Select the lines that contain "南無阿弥陀仏" and copy each of them.

## PROVIDED DATA
╭──
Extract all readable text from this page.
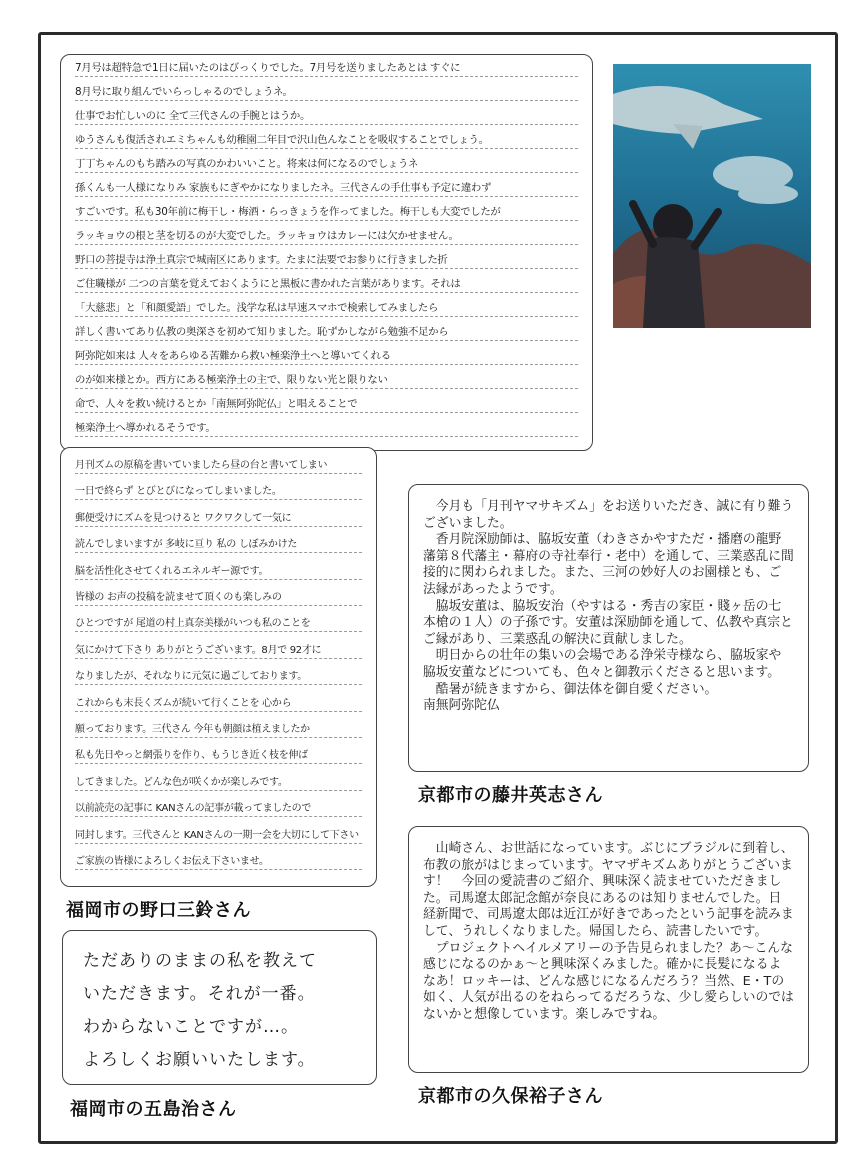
7月号は超特急で1日に届いたのはびっくりでした。7月号を送りましたあとは すぐに
8月号に取り組んでいらっしゃるのでしょうネ。
仕事でお忙しいのに 全て三代さんの手腕とはうか。
ゆうさんも復活されエミちゃんも幼稚園二年目で沢山色んなことを吸収することでしょう。
丁丁ちゃんのもち踏みの写真のかわいいこと。将来は何になるのでしょうネ
孫くんも一人様になりみ 家族もにぎやかになりましたネ。三代さんの手仕事も予定に違わず
すごいです。私も30年前に梅干し・梅酒・らっきょうを作ってました。梅干しも大変でしたが
ラッキョウの根と茎を切るのが大変でした。ラッキョウはカレーには欠かせません。
野口の菩提寺は浄土真宗で城南区にあります。たまに法要でお参りに行きました折
ご住職様が 二つの言葉を覚えておくようにと黒板に書かれた言葉があります。それは
「大慈悲」と「和顔愛語」でした。浅学な私は早速スマホで検索してみましたら
詳しく書いてあり仏教の奥深さを初めて知りました。恥ずかしながら勉強不足から
阿弥陀如来は 人々をあらゆる苦難から救い極楽浄土へと導いてくれる
のが如来様とか。西方にある極楽浄土の主で、限りない光と限りない
命で、人々を救い続けるとか「南無阿弥陀仏」と唱えることで
極楽浄土へ導かれるそうです。
月刊ズムの原稿を書いていましたら昼の台と書いてしまい
一日で終らず とびとびになってしまいました。
郵便受けにズムを見つけると ワクワクして一気に
読んでしまいますが 多岐に亘り 私の しぼみかけた
脳を活性化させてくれるエネルギー源です。
皆様の お声の投稿を読ませて頂くのも楽しみの
ひとつですが 尾道の村上真奈美様がいつも私のことを
気にかけて下さり ありがとうございます。8月で 92才に
なりましたが、それなりに元気に過ごしております。
これからも末長くズムが続いて行くことを 心から
願っております。三代さん 今年も朝顔は植えましたか
私も先日やっと網張りを作り、もうじき近く枝を伸ば
してきました。どんな色が咲くかが楽しみです。
以前読売の記事に KANさんの記事が載ってましたので
同封します。三代さんと KANさんの一期一会を大切にして下さい
ご家族の皆様によろしくお伝え下さいませ。
福岡市の野口三鈴さん
ただありのままの私を教えて
いただきます。それが一番。
わからないことですが…。
よろしくお願いいたします。
福岡市の五島治さん

今月も「月刊ヤマサキズム」をお送りいただき、誠に有り難うございました。

香月院深励師は、脇坂安董（わきさかやすただ・播磨の龍野藩第８代藩主・幕府の寺社奉行・老中）を通して、三業惑乱に間接的に関わられました。また、三河の妙好人のお園様とも、ご法縁があったようです。

脇坂安董は、脇坂安治（やすはる・秀吉の家臣・賤ヶ岳の七本槍の１人）の子孫です。安董は深励師を通して、仏教や真宗とご縁があり、三業惑乱の解決に貢献しました。

明日からの壮年の集いの会場である浄栄寺様なら、脇坂家や脇坂安董などについても、色々と御教示くださると思います。

酷暑が続きますから、御法体を御自愛ください。

南無阿弥陀仏
京都市の藤井英志さん

山崎さん、お世話になっています。ぶじにブラジルに到着し、布教の旅がはじまっています。ヤマザキズムありがとうございます！　今回の愛読書のご紹介、興味深く読ませていただきました。司馬遼太郎記念館が奈良にあるのは知りませんでした。日経新聞で、司馬遼太郎は近江が好きであったという記事を読みまして、うれしくなりました。帰国したら、読書したいです。

プロジェクトヘイルメアリーの予告見られました？あ〜こんな感じになるのかぁ〜と興味深くみました。確かに長髪になるよなあ！ロッキーは、どんな感じになるんだろう？当然、E・Tの如く、人気が出るのをねらってるだろうな、少し愛らしいのではないかと想像しています。楽しみですね。

京都市の久保裕子さん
╰──
## FINISHED ANSWER
命で、人々を救い続けるとか「南無阿弥陀仏」と唱えることで
南無阿弥陀仏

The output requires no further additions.